Your task is to copy every line of the records below that contains "What".
* Start Exercise input *
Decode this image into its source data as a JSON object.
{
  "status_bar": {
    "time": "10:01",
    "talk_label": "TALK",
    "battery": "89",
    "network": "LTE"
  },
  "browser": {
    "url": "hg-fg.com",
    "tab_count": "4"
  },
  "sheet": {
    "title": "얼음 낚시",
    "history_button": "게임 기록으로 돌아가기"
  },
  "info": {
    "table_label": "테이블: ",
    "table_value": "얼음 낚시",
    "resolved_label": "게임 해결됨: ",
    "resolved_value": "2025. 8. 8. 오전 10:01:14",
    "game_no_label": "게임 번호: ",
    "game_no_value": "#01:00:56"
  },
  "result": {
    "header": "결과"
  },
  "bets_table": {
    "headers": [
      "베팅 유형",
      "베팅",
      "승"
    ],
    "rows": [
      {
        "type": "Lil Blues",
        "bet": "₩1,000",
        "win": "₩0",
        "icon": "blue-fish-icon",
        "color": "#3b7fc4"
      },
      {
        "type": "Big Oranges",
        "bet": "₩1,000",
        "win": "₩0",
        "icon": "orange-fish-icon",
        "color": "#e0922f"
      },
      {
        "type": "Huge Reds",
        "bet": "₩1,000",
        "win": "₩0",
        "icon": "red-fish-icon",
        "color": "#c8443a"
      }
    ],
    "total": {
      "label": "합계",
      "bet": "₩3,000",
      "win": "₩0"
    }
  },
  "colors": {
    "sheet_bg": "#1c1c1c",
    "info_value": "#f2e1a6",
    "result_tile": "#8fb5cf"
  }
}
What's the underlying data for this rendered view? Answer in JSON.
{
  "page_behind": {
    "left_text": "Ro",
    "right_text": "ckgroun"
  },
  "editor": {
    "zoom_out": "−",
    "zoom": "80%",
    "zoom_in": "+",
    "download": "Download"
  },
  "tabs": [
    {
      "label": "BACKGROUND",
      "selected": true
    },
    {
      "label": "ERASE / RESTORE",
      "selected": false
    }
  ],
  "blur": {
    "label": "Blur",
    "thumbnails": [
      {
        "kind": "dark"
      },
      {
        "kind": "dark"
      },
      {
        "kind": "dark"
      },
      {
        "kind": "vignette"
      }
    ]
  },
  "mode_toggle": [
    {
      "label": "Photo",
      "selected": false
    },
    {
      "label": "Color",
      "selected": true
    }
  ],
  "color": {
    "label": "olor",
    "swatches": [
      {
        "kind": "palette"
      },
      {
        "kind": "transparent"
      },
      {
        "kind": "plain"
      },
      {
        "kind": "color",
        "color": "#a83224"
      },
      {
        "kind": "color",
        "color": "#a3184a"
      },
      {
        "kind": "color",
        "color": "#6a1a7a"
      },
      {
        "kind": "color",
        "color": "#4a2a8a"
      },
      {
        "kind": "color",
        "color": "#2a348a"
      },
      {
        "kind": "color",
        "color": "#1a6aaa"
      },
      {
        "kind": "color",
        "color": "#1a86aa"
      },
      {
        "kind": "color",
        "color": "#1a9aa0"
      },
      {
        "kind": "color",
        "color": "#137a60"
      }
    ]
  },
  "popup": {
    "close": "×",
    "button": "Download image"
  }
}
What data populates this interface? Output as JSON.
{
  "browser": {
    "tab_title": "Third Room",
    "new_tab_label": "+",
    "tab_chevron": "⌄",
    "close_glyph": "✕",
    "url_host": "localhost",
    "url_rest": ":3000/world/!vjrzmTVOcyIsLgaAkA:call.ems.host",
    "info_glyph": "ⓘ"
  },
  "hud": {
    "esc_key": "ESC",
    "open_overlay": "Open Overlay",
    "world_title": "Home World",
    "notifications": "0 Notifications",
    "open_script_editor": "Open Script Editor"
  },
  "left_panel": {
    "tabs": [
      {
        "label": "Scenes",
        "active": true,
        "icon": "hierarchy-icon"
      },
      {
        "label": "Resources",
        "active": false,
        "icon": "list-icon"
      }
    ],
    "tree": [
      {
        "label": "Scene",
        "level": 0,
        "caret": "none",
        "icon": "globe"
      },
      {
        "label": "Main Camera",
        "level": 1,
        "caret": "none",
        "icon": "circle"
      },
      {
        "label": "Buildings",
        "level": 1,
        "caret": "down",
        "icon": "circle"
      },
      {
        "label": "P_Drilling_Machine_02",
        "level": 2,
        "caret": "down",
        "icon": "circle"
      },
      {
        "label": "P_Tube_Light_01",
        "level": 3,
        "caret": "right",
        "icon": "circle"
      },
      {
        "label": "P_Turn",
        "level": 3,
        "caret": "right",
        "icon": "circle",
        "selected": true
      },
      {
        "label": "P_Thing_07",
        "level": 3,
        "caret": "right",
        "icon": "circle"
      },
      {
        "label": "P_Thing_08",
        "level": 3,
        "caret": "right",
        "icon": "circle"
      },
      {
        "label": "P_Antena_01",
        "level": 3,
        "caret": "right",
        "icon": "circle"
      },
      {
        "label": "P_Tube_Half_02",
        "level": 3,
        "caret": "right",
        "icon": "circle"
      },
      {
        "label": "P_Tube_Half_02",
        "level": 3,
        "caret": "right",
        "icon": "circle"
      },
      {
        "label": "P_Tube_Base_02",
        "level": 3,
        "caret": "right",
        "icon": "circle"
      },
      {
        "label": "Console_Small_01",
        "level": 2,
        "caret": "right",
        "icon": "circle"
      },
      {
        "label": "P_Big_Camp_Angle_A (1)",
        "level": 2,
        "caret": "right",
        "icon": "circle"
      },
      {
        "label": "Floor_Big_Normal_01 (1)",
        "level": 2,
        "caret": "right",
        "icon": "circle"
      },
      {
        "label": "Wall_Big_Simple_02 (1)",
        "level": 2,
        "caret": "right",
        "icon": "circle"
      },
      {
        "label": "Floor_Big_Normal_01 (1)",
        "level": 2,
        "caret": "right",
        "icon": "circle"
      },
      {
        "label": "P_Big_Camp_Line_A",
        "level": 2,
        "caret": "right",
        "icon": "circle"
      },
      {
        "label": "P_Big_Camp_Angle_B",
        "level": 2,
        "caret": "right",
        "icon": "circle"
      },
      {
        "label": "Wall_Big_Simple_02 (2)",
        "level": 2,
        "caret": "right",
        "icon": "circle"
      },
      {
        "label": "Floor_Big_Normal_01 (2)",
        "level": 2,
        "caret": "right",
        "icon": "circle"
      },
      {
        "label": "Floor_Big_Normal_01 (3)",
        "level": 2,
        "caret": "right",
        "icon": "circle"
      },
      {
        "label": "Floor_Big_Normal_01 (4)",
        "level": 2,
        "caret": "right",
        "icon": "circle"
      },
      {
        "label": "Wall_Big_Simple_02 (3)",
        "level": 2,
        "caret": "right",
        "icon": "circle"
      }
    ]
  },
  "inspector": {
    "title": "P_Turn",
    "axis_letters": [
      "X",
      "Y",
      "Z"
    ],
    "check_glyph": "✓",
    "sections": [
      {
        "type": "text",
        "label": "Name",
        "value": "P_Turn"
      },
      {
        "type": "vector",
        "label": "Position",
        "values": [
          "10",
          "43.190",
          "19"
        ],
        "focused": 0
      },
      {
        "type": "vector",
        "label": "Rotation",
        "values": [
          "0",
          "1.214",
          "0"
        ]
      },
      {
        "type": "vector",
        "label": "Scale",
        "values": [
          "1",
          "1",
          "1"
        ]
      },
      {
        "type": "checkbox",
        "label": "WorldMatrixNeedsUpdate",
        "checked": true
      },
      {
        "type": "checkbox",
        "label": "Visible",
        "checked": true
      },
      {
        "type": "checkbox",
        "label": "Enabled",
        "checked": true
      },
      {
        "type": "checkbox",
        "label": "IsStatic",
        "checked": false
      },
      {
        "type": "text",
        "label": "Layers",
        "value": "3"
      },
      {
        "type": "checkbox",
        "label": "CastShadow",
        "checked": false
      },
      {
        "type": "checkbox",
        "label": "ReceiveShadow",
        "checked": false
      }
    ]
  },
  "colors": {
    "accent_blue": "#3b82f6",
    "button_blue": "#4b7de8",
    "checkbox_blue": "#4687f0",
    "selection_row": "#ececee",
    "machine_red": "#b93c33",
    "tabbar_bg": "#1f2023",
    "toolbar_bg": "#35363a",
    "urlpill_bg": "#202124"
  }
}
* End Exercise input *
**Solution below**
What's the underlying data for this rendered view? Answer in JSON.
What data populates this interface? Output as JSON.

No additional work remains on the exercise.